[START PROVIDED DATA]
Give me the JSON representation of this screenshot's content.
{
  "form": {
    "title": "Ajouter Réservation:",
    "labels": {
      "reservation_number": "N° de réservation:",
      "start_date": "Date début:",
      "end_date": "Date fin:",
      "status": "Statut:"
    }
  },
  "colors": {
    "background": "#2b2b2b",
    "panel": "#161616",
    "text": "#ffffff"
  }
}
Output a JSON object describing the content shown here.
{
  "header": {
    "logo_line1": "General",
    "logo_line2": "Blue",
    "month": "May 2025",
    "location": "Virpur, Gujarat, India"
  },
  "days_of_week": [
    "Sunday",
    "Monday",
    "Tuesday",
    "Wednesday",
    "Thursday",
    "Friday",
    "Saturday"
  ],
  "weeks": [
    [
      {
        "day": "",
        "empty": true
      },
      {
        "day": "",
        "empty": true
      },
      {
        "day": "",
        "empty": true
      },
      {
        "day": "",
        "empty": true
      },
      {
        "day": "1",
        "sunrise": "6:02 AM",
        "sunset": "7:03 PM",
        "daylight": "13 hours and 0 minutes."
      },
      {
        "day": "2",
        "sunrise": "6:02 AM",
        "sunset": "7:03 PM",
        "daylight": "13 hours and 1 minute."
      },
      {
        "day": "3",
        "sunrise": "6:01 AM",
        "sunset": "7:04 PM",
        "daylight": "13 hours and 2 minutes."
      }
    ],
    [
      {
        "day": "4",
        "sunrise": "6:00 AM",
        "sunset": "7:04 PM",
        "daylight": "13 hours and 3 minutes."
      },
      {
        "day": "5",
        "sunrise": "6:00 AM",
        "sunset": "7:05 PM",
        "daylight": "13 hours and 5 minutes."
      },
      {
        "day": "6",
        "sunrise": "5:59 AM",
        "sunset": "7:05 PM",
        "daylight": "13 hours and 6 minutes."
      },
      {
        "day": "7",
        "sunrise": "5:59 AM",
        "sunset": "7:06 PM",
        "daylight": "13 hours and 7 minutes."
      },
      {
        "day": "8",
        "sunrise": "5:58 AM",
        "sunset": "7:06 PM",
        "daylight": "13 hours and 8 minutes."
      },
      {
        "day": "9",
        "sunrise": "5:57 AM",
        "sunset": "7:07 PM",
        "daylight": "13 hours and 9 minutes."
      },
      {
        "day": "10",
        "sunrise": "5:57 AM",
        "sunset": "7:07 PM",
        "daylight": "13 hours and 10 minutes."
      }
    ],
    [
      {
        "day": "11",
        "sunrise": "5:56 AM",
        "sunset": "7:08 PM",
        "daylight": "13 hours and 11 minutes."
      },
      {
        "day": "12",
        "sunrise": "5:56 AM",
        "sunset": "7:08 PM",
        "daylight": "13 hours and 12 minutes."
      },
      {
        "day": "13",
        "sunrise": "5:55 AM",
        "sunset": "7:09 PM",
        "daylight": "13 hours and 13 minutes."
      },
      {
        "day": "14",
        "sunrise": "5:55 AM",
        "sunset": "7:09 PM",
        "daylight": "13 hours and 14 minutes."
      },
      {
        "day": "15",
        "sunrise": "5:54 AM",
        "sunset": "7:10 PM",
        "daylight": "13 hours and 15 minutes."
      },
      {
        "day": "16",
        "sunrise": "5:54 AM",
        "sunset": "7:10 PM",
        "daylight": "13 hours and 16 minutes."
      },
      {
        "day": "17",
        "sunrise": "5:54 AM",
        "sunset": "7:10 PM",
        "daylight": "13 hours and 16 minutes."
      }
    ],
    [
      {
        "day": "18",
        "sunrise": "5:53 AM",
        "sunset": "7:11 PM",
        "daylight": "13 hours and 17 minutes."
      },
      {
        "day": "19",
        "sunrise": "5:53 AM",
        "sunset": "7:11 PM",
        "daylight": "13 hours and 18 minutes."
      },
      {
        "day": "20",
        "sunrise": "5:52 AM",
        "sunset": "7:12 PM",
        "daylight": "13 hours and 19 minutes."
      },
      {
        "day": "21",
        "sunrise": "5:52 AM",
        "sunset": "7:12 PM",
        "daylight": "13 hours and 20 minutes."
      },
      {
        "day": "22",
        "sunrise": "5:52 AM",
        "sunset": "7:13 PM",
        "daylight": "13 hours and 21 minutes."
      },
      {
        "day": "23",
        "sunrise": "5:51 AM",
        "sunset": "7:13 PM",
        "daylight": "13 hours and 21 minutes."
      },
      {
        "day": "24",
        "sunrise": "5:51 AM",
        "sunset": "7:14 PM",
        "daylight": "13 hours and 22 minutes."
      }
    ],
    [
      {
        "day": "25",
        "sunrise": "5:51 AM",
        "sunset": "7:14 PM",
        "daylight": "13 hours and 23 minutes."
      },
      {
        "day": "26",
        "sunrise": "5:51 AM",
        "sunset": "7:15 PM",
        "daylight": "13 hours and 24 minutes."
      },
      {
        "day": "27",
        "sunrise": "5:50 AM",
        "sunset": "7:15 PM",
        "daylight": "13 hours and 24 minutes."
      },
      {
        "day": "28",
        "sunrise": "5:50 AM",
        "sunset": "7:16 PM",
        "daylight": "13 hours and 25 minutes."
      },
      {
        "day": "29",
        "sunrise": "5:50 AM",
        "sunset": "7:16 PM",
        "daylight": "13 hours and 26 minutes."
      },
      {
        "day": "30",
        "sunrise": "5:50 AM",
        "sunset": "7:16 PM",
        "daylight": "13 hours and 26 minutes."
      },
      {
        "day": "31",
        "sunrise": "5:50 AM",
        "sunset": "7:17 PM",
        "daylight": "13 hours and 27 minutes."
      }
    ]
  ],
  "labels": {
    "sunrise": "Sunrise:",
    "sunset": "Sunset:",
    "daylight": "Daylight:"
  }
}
[END PROVIDED DATA]
## THE TASK
Write out the entries above word for word.

## CORRECT RESPONSE
Give me the JSON representation of this screenshot's content.
{
  "form": {
    "title": "Ajouter Réservation:",
    "labels": {
      "reservation_number": "N° de réservation:",
      "start_date": "Date début:",
      "end_date": "Date fin:",
      "status": "Statut:"
    }
  },
  "colors": {
    "background": "#2b2b2b",
    "panel": "#161616",
    "text": "#ffffff"
  }
}
Output a JSON object describing the content shown here.
{
  "header": {
    "logo_line1": "General",
    "logo_line2": "Blue",
    "month": "May 2025",
    "location": "Virpur, Gujarat, India"
  },
  "days_of_week": [
    "Sunday",
    "Monday",
    "Tuesday",
    "Wednesday",
    "Thursday",
    "Friday",
    "Saturday"
  ],
  "weeks": [
    [
      {
        "day": "",
        "empty": true
      },
      {
        "day": "",
        "empty": true
      },
      {
        "day": "",
        "empty": true
      },
      {
        "day": "",
        "empty": true
      },
      {
        "day": "1",
        "sunrise": "6:02 AM",
        "sunset": "7:03 PM",
        "daylight": "13 hours and 0 minutes."
      },
      {
        "day": "2",
        "sunrise": "6:02 AM",
        "sunset": "7:03 PM",
        "daylight": "13 hours and 1 minute."
      },
      {
        "day": "3",
        "sunrise": "6:01 AM",
        "sunset": "7:04 PM",
        "daylight": "13 hours and 2 minutes."
      }
    ],
    [
      {
        "day": "4",
        "sunrise": "6:00 AM",
        "sunset": "7:04 PM",
        "daylight": "13 hours and 3 minutes."
      },
      {
        "day": "5",
        "sunrise": "6:00 AM",
        "sunset": "7:05 PM",
        "daylight": "13 hours and 5 minutes."
      },
      {
        "day": "6",
        "sunrise": "5:59 AM",
        "sunset": "7:05 PM",
        "daylight": "13 hours and 6 minutes."
      },
      {
        "day": "7",
        "sunrise": "5:59 AM",
        "sunset": "7:06 PM",
        "daylight": "13 hours and 7 minutes."
      },
      {
        "day": "8",
        "sunrise": "5:58 AM",
        "sunset": "7:06 PM",
        "daylight": "13 hours and 8 minutes."
      },
      {
        "day": "9",
        "sunrise": "5:57 AM",
        "sunset": "7:07 PM",
        "daylight": "13 hours and 9 minutes."
      },
      {
        "day": "10",
        "sunrise": "5:57 AM",
        "sunset": "7:07 PM",
        "daylight": "13 hours and 10 minutes."
      }
    ],
    [
      {
        "day": "11",
        "sunrise": "5:56 AM",
        "sunset": "7:08 PM",
        "daylight": "13 hours and 11 minutes."
      },
      {
        "day": "12",
        "sunrise": "5:56 AM",
        "sunset": "7:08 PM",
        "daylight": "13 hours and 12 minutes."
      },
      {
        "day": "13",
        "sunrise": "5:55 AM",
        "sunset": "7:09 PM",
        "daylight": "13 hours and 13 minutes."
      },
      {
        "day": "14",
        "sunrise": "5:55 AM",
        "sunset": "7:09 PM",
        "daylight": "13 hours and 14 minutes."
      },
      {
        "day": "15",
        "sunrise": "5:54 AM",
        "sunset": "7:10 PM",
        "daylight": "13 hours and 15 minutes."
      },
      {
        "day": "16",
        "sunrise": "5:54 AM",
        "sunset": "7:10 PM",
        "daylight": "13 hours and 16 minutes."
      },
      {
        "day": "17",
        "sunrise": "5:54 AM",
        "sunset": "7:10 PM",
        "daylight": "13 hours and 16 minutes."
      }
    ],
    [
      {
        "day": "18",
        "sunrise": "5:53 AM",
        "sunset": "7:11 PM",
        "daylight": "13 hours and 17 minutes."
      },
      {
        "day": "19",
        "sunrise": "5:53 AM",
        "sunset": "7:11 PM",
        "daylight": "13 hours and 18 minutes."
      },
      {
        "day": "20",
        "sunrise": "5:52 AM",
        "sunset": "7:12 PM",
        "daylight": "13 hours and 19 minutes."
      },
      {
        "day": "21",
        "sunrise": "5:52 AM",
        "sunset": "7:12 PM",
        "daylight": "13 hours and 20 minutes."
      },
      {
        "day": "22",
        "sunrise": "5:52 AM",
        "sunset": "7:13 PM",
        "daylight": "13 hours and 21 minutes."
      },
      {
        "day": "23",
        "sunrise": "5:51 AM",
        "sunset": "7:13 PM",
        "daylight": "13 hours and 21 minutes."
      },
      {
        "day": "24",
        "sunrise": "5:51 AM",
        "sunset": "7:14 PM",
        "daylight": "13 hours and 22 minutes."
      }
    ],
    [
      {
        "day": "25",
        "sunrise": "5:51 AM",
        "sunset": "7:14 PM",
        "daylight": "13 hours and 23 minutes."
      },
      {
        "day": "26",
        "sunrise": "5:51 AM",
        "sunset": "7:15 PM",
        "daylight": "13 hours and 24 minutes."
      },
      {
        "day": "27",
        "sunrise": "5:50 AM",
        "sunset": "7:15 PM",
        "daylight": "13 hours and 24 minutes."
      },
      {
        "day": "28",
        "sunrise": "5:50 AM",
        "sunset": "7:16 PM",
        "daylight": "13 hours and 25 minutes."
      },
      {
        "day": "29",
        "sunrise": "5:50 AM",
        "sunset": "7:16 PM",
        "daylight": "13 hours and 26 minutes."
      },
      {
        "day": "30",
        "sunrise": "5:50 AM",
        "sunset": "7:16 PM",
        "daylight": "13 hours and 26 minutes."
      },
      {
        "day": "31",
        "sunrise": "5:50 AM",
        "sunset": "7:17 PM",
        "daylight": "13 hours and 27 minutes."
      }
    ]
  ],
  "labels": {
    "sunrise": "Sunrise:",
    "sunset": "Sunset:",
    "daylight": "Daylight:"
  }
}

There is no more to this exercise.